- **Set problem**: Go through the listing and pick out each line with the word "structured" in it.

- **Records for this task**:
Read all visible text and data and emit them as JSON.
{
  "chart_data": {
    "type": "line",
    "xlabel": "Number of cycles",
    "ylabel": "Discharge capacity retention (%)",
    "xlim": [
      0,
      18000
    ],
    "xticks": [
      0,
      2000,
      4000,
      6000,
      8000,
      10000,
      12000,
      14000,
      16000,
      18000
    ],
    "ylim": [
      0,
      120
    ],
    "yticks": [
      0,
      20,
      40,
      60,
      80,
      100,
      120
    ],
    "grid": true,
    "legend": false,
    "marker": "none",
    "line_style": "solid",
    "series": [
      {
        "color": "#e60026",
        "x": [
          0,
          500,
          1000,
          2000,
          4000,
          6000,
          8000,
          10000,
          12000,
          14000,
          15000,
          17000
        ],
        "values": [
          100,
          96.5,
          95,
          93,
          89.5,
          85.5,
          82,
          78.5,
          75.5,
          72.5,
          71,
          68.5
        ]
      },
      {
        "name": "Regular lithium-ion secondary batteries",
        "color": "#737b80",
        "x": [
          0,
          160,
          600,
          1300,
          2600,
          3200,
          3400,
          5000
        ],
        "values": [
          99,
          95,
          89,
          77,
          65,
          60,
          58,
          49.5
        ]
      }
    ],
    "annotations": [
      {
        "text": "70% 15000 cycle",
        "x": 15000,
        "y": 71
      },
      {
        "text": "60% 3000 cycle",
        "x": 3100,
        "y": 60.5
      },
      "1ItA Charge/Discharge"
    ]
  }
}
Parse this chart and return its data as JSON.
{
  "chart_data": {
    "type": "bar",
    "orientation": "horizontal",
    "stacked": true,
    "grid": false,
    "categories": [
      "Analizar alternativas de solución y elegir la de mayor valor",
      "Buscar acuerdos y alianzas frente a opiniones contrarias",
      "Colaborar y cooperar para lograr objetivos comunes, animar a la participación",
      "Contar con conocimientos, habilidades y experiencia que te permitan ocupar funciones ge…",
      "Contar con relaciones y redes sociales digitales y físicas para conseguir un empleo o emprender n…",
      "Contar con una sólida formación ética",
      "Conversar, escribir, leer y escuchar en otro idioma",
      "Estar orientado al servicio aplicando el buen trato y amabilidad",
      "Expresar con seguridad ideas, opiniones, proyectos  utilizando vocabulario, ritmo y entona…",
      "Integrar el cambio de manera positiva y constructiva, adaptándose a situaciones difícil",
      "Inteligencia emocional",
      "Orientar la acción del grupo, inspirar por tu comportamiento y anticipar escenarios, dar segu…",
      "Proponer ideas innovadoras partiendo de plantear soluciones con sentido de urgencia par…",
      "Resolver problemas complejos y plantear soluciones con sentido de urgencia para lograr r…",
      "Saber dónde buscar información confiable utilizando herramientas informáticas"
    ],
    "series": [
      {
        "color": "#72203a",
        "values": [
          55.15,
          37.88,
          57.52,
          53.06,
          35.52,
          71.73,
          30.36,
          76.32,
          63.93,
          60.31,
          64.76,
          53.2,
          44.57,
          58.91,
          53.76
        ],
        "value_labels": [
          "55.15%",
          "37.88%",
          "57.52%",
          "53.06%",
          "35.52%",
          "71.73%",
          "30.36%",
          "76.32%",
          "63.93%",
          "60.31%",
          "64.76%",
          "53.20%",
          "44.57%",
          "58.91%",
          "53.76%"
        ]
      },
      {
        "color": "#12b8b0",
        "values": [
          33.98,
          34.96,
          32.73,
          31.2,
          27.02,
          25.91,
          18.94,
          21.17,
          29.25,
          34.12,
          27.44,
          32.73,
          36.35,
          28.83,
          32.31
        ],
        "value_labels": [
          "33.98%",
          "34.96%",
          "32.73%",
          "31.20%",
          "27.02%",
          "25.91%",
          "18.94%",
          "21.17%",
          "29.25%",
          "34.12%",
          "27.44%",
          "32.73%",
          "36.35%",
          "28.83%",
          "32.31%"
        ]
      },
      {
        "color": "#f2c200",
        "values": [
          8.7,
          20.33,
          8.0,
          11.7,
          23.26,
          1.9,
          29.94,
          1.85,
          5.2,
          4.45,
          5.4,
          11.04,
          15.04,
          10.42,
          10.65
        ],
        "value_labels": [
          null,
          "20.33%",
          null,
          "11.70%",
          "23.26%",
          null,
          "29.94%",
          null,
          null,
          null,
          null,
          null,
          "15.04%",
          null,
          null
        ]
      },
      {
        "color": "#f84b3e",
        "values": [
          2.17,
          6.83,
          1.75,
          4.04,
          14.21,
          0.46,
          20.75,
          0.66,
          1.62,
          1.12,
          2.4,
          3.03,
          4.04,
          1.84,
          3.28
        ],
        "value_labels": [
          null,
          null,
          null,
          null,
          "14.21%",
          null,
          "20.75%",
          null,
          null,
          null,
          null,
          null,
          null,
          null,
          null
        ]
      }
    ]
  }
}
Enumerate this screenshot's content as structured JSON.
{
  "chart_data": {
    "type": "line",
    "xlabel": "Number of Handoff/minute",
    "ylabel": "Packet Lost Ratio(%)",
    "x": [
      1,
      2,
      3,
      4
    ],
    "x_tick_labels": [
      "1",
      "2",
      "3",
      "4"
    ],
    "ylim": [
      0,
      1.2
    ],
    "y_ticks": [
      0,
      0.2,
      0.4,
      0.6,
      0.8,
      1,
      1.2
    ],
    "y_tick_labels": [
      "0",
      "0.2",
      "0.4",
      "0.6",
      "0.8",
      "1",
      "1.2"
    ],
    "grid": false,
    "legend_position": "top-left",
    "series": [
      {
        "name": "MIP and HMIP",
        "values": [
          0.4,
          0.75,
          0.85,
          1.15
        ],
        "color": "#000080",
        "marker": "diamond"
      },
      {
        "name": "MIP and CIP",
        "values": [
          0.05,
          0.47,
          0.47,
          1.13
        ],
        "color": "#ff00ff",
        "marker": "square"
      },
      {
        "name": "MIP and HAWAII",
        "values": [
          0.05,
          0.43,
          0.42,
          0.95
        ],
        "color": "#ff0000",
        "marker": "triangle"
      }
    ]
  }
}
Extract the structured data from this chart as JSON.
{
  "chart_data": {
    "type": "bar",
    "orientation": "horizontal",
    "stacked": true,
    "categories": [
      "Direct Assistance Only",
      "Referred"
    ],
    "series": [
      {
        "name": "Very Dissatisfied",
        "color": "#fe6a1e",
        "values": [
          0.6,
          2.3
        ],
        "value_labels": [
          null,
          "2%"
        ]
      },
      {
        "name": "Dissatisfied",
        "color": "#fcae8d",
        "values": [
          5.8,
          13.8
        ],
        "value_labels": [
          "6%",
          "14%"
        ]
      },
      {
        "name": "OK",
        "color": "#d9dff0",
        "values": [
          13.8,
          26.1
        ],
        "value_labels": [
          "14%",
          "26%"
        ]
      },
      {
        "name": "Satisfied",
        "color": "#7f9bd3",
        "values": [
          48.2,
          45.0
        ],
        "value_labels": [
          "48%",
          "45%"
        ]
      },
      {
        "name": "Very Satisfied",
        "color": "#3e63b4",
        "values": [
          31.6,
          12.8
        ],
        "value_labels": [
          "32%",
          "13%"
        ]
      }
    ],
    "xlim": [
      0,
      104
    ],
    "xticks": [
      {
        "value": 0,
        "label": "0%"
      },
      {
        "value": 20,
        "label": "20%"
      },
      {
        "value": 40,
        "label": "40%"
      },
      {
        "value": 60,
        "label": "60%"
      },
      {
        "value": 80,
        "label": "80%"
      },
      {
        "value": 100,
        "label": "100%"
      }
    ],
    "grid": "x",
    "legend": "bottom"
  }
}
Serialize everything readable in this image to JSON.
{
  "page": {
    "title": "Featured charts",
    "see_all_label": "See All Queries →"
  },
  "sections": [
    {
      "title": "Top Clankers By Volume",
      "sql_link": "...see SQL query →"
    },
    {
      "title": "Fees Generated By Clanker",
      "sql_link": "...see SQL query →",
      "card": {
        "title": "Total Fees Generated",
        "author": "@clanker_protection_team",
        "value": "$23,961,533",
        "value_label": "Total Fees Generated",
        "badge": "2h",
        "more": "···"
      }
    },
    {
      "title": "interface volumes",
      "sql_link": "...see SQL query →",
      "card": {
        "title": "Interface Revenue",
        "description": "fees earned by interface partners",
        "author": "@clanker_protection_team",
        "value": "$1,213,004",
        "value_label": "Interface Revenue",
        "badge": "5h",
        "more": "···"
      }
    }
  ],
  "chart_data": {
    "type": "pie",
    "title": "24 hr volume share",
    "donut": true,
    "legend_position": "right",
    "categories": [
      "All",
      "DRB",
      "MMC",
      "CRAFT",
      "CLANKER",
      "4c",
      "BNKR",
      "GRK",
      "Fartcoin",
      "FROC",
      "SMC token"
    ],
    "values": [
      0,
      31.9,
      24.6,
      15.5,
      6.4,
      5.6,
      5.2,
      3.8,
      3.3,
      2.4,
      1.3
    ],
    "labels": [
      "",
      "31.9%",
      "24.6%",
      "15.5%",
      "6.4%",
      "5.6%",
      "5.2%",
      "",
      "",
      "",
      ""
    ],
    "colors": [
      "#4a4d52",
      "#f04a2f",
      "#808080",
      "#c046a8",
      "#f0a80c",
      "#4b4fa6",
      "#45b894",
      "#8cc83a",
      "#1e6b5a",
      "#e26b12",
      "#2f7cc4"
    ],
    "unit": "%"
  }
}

- **Task result**:
Enumerate this screenshot's content as structured JSON.
Extract the structured data from this chart as JSON.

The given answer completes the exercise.